Русская революция в Австралии и «сети шпионажа» - [90]
Тем не менее он подстраховался и вместе с Петровым направил в Сидней Платкайса. Возможно, они вылетели одним авиарейсом, возможно и нет. Но точно известно, что в одном самолете с без пяти минут перебежчиком летел Ричардс. Правда, по соображениям конспирации сидели они порознь и в полете не разговаривали. С собой резидент захватил два пухлых конверта с документами на русском и английском языках. Из аэропорта Петров и Ричардс поехали к Бялогурскому, где третий секретарь впервые признал, что является не просто дипломатом, а офицером внешней разведки. Ричардс об этом знал давно и с невозмутимым видом выслушал прозвучавшее признание.
В шесть часов вечера Петров подписал официальное заявление с просьбой о предоставлении политического убежища в Австралии. Жребий был брошен.
Дальнейшие события, включая поведение самого «фигуранта», действия советского посольства и официальные шаги правительств Австралии и СССР, носили ярко выраженный драматический и вместе с тем фарсовый характер. Казалось, что в Канберре, Сиднее, Дарвине и Москве разыгрывалась пьеса начинающего автора, который, с одной стороны, жаждал «чего-то шекспировского», а с другой разукрашивал сюжет всякими неправдоподобными сценами и кунштюками. Но как остроумно заметил бургомистр из «Того самого Мюнхгаузена» Григория Горина, «это не факт, это больше чем факт – так оно и было на самом деле».

**Условие задания**
Дословно процитируйте фрагмент отрывка о побеге Петрова, начиная со слов «Русская революция в» и заканчивая словами «выслушал прозвучавшее признание.».

**Сохранённые записи**
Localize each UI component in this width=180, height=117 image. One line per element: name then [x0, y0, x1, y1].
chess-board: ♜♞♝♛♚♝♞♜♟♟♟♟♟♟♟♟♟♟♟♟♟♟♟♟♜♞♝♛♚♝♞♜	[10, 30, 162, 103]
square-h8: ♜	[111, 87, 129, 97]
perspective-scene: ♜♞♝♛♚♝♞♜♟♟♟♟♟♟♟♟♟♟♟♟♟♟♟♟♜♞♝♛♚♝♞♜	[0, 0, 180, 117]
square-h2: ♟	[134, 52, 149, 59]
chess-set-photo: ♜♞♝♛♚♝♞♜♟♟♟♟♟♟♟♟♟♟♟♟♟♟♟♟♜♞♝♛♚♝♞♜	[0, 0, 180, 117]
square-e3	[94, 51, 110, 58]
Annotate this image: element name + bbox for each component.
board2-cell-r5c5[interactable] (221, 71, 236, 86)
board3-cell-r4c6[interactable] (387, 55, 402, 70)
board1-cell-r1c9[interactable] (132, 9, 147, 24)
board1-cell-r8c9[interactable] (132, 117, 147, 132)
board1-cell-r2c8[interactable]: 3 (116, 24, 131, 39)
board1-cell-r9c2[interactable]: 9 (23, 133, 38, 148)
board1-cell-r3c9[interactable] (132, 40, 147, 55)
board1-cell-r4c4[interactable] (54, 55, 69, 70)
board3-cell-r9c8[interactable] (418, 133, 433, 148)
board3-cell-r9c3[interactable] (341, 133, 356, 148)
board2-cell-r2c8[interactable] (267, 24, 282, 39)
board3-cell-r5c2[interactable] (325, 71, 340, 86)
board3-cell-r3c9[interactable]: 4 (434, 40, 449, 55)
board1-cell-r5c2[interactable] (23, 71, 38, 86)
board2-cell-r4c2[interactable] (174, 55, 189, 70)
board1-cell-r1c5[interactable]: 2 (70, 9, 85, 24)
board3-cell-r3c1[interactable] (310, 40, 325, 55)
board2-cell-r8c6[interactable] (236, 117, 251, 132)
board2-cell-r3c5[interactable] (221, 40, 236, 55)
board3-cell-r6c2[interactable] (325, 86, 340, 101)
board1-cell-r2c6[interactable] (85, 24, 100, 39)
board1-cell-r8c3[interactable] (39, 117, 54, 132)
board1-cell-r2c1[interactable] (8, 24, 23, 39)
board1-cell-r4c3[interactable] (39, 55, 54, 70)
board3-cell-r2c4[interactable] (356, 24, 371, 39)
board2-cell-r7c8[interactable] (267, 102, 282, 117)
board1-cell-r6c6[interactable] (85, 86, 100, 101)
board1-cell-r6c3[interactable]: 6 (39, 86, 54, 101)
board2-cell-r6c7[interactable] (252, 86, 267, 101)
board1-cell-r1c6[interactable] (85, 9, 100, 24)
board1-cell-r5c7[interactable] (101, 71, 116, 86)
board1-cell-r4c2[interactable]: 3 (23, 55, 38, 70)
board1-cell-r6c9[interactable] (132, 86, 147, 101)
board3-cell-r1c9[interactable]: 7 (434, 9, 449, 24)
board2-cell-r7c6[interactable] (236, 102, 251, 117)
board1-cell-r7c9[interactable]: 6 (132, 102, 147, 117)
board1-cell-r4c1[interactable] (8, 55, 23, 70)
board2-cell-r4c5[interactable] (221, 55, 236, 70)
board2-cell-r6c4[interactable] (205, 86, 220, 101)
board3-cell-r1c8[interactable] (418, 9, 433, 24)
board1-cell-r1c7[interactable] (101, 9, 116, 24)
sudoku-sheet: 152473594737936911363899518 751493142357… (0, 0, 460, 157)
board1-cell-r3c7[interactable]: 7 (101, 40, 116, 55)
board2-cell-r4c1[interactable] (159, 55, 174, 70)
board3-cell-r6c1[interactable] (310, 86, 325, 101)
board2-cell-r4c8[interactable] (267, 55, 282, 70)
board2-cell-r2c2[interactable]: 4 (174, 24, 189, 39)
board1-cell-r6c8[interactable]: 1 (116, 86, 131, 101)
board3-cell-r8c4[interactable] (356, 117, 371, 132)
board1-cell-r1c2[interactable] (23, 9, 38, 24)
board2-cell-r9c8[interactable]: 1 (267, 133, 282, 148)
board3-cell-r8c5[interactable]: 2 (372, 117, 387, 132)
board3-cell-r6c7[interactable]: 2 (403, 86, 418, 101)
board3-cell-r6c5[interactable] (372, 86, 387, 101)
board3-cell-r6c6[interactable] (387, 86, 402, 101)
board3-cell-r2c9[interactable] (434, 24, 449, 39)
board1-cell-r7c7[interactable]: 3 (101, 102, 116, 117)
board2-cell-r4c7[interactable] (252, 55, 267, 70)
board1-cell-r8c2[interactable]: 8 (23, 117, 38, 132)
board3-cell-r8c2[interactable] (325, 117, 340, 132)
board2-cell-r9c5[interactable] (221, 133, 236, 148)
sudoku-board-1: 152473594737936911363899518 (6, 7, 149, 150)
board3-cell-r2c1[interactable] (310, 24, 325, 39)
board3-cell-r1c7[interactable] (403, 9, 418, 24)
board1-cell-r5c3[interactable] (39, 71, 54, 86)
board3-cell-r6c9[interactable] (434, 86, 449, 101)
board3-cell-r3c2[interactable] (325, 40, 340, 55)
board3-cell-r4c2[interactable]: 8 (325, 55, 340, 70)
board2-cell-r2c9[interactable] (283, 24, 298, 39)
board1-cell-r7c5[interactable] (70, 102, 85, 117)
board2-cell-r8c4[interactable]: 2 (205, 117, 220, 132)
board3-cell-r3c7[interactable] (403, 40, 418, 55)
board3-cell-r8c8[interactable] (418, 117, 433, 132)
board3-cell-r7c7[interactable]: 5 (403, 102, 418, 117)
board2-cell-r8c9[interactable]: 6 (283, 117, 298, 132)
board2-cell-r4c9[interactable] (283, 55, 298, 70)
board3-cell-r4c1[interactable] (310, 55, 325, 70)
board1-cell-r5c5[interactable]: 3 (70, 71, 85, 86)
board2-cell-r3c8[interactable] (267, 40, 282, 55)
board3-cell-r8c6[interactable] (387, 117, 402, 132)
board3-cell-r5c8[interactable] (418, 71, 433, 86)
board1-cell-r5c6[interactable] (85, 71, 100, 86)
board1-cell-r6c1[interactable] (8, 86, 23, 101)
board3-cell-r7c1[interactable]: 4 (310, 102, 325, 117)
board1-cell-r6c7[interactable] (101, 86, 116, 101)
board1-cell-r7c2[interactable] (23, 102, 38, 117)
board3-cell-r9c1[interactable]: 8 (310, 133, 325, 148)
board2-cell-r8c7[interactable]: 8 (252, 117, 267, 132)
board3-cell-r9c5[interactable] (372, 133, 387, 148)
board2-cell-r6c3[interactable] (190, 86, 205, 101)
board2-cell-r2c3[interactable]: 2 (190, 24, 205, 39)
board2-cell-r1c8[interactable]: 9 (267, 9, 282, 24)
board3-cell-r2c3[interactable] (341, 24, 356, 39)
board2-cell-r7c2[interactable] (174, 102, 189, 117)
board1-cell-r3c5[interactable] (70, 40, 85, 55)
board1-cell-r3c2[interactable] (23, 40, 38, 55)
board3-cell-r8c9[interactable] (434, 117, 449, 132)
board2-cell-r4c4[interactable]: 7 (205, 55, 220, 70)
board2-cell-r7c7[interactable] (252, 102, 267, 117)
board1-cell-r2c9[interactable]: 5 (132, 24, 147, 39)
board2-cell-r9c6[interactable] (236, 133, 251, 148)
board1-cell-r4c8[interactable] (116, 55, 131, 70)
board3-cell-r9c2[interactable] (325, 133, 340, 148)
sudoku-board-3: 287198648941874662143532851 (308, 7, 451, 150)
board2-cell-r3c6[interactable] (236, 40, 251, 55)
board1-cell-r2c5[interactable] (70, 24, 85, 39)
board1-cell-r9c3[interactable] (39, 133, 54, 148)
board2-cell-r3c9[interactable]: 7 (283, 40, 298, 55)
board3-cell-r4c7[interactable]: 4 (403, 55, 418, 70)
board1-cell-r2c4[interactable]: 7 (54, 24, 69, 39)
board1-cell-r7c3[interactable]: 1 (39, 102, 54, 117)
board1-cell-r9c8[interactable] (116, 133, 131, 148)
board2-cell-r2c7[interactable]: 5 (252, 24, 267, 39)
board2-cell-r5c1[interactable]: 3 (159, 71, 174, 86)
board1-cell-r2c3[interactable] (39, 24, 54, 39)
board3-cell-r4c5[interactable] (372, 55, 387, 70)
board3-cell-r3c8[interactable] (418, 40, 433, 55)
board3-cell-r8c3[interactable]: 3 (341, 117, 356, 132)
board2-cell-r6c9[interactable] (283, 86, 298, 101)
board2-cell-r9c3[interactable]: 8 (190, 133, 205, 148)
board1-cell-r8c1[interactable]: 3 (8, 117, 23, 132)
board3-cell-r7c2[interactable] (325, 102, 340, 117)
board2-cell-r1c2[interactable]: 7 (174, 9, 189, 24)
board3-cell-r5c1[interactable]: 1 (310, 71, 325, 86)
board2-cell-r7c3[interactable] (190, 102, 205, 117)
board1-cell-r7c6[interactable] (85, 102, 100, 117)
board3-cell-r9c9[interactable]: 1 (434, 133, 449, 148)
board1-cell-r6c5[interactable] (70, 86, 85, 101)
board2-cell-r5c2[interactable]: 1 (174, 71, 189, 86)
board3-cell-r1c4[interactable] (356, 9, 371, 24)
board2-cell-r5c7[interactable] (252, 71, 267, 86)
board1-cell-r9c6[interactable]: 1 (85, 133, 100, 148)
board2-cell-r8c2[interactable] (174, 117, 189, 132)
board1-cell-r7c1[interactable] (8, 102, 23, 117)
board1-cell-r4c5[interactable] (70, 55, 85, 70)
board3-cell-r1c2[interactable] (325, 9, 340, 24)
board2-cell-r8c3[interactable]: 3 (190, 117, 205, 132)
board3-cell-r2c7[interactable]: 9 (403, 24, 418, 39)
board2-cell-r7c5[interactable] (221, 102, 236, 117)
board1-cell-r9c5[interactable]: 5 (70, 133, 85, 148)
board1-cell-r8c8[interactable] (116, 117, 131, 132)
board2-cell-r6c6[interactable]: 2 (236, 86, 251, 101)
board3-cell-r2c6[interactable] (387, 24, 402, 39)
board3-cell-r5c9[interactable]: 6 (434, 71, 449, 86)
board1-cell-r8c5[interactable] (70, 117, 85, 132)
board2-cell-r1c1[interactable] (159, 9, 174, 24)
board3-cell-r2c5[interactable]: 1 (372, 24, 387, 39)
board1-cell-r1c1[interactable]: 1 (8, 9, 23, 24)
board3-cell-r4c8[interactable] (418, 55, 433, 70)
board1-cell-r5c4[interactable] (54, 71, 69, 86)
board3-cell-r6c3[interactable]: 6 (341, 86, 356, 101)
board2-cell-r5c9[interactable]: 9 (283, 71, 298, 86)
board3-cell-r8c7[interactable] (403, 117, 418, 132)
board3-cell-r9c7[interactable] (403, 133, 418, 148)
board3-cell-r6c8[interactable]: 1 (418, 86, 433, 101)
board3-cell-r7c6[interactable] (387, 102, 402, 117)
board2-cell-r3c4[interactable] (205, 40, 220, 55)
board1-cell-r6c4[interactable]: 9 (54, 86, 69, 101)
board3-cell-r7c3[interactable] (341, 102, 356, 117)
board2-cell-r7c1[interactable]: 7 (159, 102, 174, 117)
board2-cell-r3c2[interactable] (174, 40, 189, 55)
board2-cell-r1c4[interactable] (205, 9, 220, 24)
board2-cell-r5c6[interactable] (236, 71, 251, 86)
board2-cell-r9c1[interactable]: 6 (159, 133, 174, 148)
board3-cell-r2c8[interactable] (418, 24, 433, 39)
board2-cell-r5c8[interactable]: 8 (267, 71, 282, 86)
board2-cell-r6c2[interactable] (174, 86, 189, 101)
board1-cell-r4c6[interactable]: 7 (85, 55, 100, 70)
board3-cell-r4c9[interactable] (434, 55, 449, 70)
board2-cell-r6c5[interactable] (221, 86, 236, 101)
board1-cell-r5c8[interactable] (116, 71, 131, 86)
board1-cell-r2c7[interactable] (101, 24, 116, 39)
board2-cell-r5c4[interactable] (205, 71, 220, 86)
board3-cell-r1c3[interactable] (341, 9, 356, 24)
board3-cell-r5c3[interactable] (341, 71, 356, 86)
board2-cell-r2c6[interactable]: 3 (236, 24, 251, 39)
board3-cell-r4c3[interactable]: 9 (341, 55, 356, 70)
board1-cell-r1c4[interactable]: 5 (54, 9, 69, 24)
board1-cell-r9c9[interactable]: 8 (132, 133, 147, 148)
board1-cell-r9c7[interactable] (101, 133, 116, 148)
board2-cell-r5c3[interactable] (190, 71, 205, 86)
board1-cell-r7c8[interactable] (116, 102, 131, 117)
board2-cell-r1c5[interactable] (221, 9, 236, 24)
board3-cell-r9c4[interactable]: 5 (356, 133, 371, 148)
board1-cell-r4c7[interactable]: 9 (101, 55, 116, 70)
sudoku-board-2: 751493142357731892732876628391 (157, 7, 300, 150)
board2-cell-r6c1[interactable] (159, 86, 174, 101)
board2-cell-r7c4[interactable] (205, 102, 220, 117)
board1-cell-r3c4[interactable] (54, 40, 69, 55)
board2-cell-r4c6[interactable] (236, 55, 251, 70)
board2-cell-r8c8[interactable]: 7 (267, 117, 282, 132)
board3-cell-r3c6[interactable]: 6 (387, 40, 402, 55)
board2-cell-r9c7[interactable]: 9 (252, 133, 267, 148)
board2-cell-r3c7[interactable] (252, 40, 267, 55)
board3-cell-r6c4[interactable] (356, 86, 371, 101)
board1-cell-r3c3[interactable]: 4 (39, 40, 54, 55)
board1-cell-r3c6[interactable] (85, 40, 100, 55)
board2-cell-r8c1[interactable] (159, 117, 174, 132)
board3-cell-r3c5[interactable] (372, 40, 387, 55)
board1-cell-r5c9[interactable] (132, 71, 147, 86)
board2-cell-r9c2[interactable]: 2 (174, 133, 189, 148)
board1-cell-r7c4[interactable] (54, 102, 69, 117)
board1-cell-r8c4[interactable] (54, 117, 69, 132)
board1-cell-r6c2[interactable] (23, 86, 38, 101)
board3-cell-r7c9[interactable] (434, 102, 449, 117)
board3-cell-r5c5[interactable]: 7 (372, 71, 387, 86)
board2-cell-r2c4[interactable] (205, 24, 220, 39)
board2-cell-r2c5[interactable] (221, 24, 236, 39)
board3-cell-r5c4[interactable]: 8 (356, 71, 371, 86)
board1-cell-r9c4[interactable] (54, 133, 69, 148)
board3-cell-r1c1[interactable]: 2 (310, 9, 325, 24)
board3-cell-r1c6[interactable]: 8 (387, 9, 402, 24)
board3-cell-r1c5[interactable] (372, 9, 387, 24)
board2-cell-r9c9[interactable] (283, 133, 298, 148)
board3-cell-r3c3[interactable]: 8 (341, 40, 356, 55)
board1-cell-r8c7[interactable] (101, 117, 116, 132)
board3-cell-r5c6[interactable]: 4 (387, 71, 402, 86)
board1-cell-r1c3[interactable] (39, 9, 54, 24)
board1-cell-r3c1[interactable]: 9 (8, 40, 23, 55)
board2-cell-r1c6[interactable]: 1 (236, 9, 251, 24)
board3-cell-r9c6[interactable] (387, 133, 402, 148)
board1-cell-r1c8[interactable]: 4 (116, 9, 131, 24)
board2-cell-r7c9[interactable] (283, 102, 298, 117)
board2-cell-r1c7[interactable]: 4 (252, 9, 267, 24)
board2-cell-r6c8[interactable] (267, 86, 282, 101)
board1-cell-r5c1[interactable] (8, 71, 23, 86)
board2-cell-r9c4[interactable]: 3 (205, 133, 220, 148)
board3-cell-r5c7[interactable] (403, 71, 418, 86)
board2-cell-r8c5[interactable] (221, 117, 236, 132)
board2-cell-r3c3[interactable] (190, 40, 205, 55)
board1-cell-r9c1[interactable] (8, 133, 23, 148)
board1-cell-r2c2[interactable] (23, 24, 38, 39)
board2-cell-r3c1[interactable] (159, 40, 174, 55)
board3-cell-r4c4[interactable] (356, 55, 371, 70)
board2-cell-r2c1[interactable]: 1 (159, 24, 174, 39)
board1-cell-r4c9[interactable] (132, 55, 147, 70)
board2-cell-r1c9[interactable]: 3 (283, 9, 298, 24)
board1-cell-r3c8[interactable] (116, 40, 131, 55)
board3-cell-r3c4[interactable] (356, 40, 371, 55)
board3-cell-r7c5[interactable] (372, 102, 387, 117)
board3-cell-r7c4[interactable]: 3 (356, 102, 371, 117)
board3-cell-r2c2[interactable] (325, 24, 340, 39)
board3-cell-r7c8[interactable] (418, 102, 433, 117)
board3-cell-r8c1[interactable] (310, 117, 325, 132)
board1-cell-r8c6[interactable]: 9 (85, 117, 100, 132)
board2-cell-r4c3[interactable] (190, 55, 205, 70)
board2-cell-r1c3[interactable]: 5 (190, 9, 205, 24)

**Решение задания**
Русская революция в Австралии и «сети шпионажа» - [90]
Тем не менее он подстраховался и вместе с Петровым направил в Сидней Платкайса. Возможно, они вылетели одним авиарейсом, возможно и нет. Но точно известно, что в одном самолете с без пяти минут перебежчиком летел Ричардс. Правда, по соображениям конспирации сидели они порознь и в полете не разговаривали. С собой резидент захватил два пухлых конверта с документами на русском и английском языках. Из аэропорта Петров и Ричардс поехали к Бялогурскому, где третий секретарь впервые признал, что является не просто дипломатом, а офицером внешней разведки. Ричардс об этом знал давно и с невозмутимым видом выслушал прозвучавшее признание.